> [Exercise directions] Return the material word for word. Do not include pictures.
>> START Materials provided
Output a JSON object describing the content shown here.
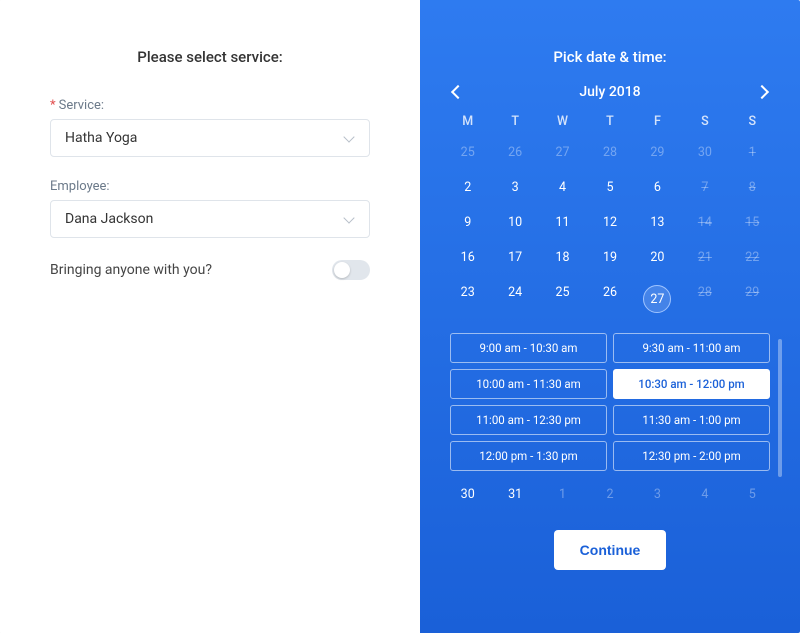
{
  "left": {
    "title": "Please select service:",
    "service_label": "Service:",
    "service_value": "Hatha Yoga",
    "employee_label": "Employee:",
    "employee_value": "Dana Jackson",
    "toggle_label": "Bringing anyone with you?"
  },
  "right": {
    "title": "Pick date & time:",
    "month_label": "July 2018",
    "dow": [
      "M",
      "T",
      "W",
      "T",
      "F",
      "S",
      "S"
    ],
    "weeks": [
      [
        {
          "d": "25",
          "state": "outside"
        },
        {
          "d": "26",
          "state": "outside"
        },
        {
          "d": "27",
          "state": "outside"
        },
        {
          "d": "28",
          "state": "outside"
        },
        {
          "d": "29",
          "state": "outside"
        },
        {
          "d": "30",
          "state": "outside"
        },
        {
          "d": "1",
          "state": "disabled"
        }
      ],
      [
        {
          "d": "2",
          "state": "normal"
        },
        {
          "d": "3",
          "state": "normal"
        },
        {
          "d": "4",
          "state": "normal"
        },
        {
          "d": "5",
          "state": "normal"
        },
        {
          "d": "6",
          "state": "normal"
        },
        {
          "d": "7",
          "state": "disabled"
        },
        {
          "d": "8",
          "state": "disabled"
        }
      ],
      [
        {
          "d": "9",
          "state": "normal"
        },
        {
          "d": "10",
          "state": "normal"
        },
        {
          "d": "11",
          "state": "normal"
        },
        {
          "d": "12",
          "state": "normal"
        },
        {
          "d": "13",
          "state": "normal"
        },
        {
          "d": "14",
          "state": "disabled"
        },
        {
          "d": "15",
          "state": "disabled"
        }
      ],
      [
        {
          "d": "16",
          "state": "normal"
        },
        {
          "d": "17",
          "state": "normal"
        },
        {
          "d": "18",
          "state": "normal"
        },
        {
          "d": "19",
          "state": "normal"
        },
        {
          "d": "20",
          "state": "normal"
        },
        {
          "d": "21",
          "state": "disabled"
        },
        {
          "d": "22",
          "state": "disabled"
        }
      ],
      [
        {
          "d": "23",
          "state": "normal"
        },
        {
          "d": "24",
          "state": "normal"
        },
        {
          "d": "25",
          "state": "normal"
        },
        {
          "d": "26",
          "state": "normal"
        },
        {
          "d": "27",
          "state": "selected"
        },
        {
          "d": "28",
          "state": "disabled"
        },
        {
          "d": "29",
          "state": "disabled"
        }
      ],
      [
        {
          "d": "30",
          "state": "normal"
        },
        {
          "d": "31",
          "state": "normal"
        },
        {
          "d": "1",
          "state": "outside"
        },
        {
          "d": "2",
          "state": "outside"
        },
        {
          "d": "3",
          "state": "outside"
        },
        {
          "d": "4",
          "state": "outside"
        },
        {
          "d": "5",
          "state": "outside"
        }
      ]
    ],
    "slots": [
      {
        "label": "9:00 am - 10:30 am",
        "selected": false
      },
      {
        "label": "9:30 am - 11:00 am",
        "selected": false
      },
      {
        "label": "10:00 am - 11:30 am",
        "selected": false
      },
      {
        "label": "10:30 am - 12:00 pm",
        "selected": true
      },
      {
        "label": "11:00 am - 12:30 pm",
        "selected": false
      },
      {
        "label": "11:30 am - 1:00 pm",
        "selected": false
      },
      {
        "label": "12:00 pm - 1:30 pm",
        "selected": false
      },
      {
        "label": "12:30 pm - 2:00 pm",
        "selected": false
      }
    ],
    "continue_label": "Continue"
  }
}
>> END Materials provided
> [Solution to this exercise]
Output a JSON object describing the content shown here.
{
  "left": {
    "title": "Please select service:",
    "service_label": "Service:",
    "service_value": "Hatha Yoga",
    "employee_label": "Employee:",
    "employee_value": "Dana Jackson",
    "toggle_label": "Bringing anyone with you?"
  },
  "right": {
    "title": "Pick date & time:",
    "month_label": "July 2018",
    "dow": [
      "M",
      "T",
      "W",
      "T",
      "F",
      "S",
      "S"
    ],
    "weeks": [
      [
        {
          "d": "25",
          "state": "outside"
        },
        {
          "d": "26",
          "state": "outside"
        },
        {
          "d": "27",
          "state": "outside"
        },
        {
          "d": "28",
          "state": "outside"
        },
        {
          "d": "29",
          "state": "outside"
        },
        {
          "d": "30",
          "state": "outside"
        },
        {
          "d": "1",
          "state": "disabled"
        }
      ],
      [
        {
          "d": "2",
          "state": "normal"
        },
        {
          "d": "3",
          "state": "normal"
        },
        {
          "d": "4",
          "state": "normal"
        },
        {
          "d": "5",
          "state": "normal"
        },
        {
          "d": "6",
          "state": "normal"
        },
        {
          "d": "7",
          "state": "disabled"
        },
        {
          "d": "8",
          "state": "disabled"
        }
      ],
      [
        {
          "d": "9",
          "state": "normal"
        },
        {
          "d": "10",
          "state": "normal"
        },
        {
          "d": "11",
          "state": "normal"
        },
        {
          "d": "12",
          "state": "normal"
        },
        {
          "d": "13",
          "state": "normal"
        },
        {
          "d": "14",
          "state": "disabled"
        },
        {
          "d": "15",
          "state": "disabled"
        }
      ],
      [
        {
          "d": "16",
          "state": "normal"
        },
        {
          "d": "17",
          "state": "normal"
        },
        {
          "d": "18",
          "state": "normal"
        },
        {
          "d": "19",
          "state": "normal"
        },
        {
          "d": "20",
          "state": "normal"
        },
        {
          "d": "21",
          "state": "disabled"
        },
        {
          "d": "22",
          "state": "disabled"
        }
      ],
      [
        {
          "d": "23",
          "state": "normal"
        },
        {
          "d": "24",
          "state": "normal"
        },
        {
          "d": "25",
          "state": "normal"
        },
        {
          "d": "26",
          "state": "normal"
        },
        {
          "d": "27",
          "state": "selected"
        },
        {
          "d": "28",
          "state": "disabled"
        },
        {
          "d": "29",
          "state": "disabled"
        }
      ],
      [
        {
          "d": "30",
          "state": "normal"
        },
        {
          "d": "31",
          "state": "normal"
        },
        {
          "d": "1",
          "state": "outside"
        },
        {
          "d": "2",
          "state": "outside"
        },
        {
          "d": "3",
          "state": "outside"
        },
        {
          "d": "4",
          "state": "outside"
        },
        {
          "d": "5",
          "state": "outside"
        }
      ]
    ],
    "slots": [
      {
        "label": "9:00 am - 10:30 am",
        "selected": false
      },
      {
        "label": "9:30 am - 11:00 am",
        "selected": false
      },
      {
        "label": "10:00 am - 11:30 am",
        "selected": false
      },
      {
        "label": "10:30 am - 12:00 pm",
        "selected": true
      },
      {
        "label": "11:00 am - 12:30 pm",
        "selected": false
      },
      {
        "label": "11:30 am - 1:00 pm",
        "selected": false
      },
      {
        "label": "12:00 pm - 1:30 pm",
        "selected": false
      },
      {
        "label": "12:30 pm - 2:00 pm",
        "selected": false
      }
    ],
    "continue_label": "Continue"
  }
}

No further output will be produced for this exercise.